Each entry below must be repeated word for word.

▶ **Stored records**
○ ○ ○ ○ ○ ○ ○
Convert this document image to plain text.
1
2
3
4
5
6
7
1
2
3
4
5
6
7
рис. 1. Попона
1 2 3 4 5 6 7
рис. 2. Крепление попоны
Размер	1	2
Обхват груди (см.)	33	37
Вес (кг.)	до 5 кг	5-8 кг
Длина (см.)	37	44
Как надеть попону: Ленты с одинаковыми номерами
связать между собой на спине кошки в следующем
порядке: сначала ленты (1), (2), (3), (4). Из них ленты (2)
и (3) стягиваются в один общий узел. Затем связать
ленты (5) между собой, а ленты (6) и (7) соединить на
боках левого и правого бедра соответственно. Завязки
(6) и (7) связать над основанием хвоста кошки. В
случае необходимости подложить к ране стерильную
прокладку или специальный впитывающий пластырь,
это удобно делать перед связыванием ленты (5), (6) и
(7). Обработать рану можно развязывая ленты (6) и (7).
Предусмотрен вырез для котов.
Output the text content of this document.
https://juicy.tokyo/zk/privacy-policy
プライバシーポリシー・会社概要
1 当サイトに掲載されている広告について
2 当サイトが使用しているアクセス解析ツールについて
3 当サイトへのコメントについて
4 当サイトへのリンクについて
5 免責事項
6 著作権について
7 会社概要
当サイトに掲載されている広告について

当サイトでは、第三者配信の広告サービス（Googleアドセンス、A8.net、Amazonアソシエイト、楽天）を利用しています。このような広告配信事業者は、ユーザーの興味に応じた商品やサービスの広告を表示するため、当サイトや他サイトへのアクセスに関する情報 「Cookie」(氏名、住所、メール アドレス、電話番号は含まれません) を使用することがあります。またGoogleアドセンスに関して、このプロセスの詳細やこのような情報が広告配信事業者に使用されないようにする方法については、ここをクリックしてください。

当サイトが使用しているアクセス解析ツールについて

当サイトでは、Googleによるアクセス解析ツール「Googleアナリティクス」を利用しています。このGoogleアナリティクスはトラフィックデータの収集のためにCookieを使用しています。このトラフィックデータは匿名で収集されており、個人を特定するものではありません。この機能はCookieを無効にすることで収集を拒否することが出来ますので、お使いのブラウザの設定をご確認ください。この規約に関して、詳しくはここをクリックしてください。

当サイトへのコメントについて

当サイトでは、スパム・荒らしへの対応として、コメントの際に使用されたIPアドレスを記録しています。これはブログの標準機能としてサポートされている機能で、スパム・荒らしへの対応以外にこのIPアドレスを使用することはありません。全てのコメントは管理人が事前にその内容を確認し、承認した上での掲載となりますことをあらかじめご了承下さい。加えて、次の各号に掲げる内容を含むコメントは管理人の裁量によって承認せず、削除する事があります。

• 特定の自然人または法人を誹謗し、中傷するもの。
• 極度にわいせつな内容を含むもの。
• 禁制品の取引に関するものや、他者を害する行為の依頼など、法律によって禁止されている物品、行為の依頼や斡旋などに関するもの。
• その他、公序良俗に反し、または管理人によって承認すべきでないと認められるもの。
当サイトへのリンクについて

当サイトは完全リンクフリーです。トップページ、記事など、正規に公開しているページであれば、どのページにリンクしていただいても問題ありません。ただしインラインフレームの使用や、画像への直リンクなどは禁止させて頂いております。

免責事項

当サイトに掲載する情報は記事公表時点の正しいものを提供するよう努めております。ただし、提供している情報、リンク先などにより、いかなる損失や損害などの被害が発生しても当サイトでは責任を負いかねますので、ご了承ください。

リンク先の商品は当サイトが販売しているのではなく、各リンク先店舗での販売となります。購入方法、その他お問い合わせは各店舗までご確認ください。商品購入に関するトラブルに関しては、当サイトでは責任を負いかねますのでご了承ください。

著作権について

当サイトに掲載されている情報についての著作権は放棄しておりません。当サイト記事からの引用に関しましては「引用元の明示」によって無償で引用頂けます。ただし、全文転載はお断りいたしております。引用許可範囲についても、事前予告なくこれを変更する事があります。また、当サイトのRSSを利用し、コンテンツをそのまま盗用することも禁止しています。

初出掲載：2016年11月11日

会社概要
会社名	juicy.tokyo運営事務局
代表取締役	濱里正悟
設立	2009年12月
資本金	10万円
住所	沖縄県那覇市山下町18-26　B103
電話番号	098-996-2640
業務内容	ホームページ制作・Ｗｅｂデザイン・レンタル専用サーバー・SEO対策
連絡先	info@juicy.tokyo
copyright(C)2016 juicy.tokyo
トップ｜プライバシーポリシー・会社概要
○ ○ ○ ○ ○ ○ ○
▶ **Result for this task**
Convert this document image to plain text.
1
2
3
4
5
6
7
1
2
3
4
5
6
7
рис. 1. Попона
1 2 3 4 5 6 7
рис. 2. Крепление попоны
Размер	1	2
Обхват груди (см.)	33	37
Вес (кг.)	до 5 кг	5-8 кг
Длина (см.)	37	44
Как надеть попону: Ленты с одинаковыми номерами
связать между собой на спине кошки в следующем
порядке: сначала ленты (1), (2), (3), (4). Из них ленты (2)
и (3) стягиваются в один общий узел. Затем связать
ленты (5) между собой, а ленты (6) и (7) соединить на
боках левого и правого бедра соответственно. Завязки
(6) и (7) связать над основанием хвоста кошки. В
случае необходимости подложить к ране стерильную
прокладку или специальный впитывающий пластырь,
это удобно делать перед связыванием ленты (5), (6) и
(7). Обработать рану можно развязывая ленты (6) и (7).
Предусмотрен вырез для котов.
Output the text content of this document.
https://juicy.tokyo/zk/privacy-policy
プライバシーポリシー・会社概要
1 当サイトに掲載されている広告について
2 当サイトが使用しているアクセス解析ツールについて
3 当サイトへのコメントについて
4 当サイトへのリンクについて
5 免責事項
6 著作権について
7 会社概要
当サイトに掲載されている広告について

当サイトでは、第三者配信の広告サービス（Googleアドセンス、A8.net、Amazonアソシエイト、楽天）を利用しています。このような広告配信事業者は、ユーザーの興味に応じた商品やサービスの広告を表示するため、当サイトや他サイトへのアクセスに関する情報 「Cookie」(氏名、住所、メール アドレス、電話番号は含まれません) を使用することがあります。またGoogleアドセンスに関して、このプロセスの詳細やこのような情報が広告配信事業者に使用されないようにする方法については、ここをクリックしてください。

当サイトが使用しているアクセス解析ツールについて

当サイトでは、Googleによるアクセス解析ツール「Googleアナリティクス」を利用しています。このGoogleアナリティクスはトラフィックデータの収集のためにCookieを使用しています。このトラフィックデータは匿名で収集されており、個人を特定するものではありません。この機能はCookieを無効にすることで収集を拒否することが出来ますので、お使いのブラウザの設定をご確認ください。この規約に関して、詳しくはここをクリックしてください。

当サイトへのコメントについて

当サイトでは、スパム・荒らしへの対応として、コメントの際に使用されたIPアドレスを記録しています。これはブログの標準機能としてサポートされている機能で、スパム・荒らしへの対応以外にこのIPアドレスを使用することはありません。全てのコメントは管理人が事前にその内容を確認し、承認した上での掲載となりますことをあらかじめご了承下さい。加えて、次の各号に掲げる内容を含むコメントは管理人の裁量によって承認せず、削除する事があります。

• 特定の自然人または法人を誹謗し、中傷するもの。
• 極度にわいせつな内容を含むもの。
• 禁制品の取引に関するものや、他者を害する行為の依頼など、法律によって禁止されている物品、行為の依頼や斡旋などに関するもの。
• その他、公序良俗に反し、または管理人によって承認すべきでないと認められるもの。
当サイトへのリンクについて

当サイトは完全リンクフリーです。トップページ、記事など、正規に公開しているページであれば、どのページにリンクしていただいても問題ありません。ただしインラインフレームの使用や、画像への直リンクなどは禁止させて頂いております。

免責事項

当サイトに掲載する情報は記事公表時点の正しいものを提供するよう努めております。ただし、提供している情報、リンク先などにより、いかなる損失や損害などの被害が発生しても当サイトでは責任を負いかねますので、ご了承ください。

リンク先の商品は当サイトが販売しているのではなく、各リンク先店舗での販売となります。購入方法、その他お問い合わせは各店舗までご確認ください。商品購入に関するトラブルに関しては、当サイトでは責任を負いかねますのでご了承ください。

著作権について

当サイトに掲載されている情報についての著作権は放棄しておりません。当サイト記事からの引用に関しましては「引用元の明示」によって無償で引用頂けます。ただし、全文転載はお断りいたしております。引用許可範囲についても、事前予告なくこれを変更する事があります。また、当サイトのRSSを利用し、コンテンツをそのまま盗用することも禁止しています。

初出掲載：2016年11月11日

会社概要
会社名	juicy.tokyo運営事務局
代表取締役	濱里正悟
設立	2009年12月
資本金	10万円
住所	沖縄県那覇市山下町18-26　B103
電話番号	098-996-2640
業務内容	ホームページ制作・Ｗｅｂデザイン・レンタル専用サーバー・SEO対策
連絡先	info@juicy.tokyo
copyright(C)2016 juicy.tokyo
トップ｜プライバシーポリシー・会社概要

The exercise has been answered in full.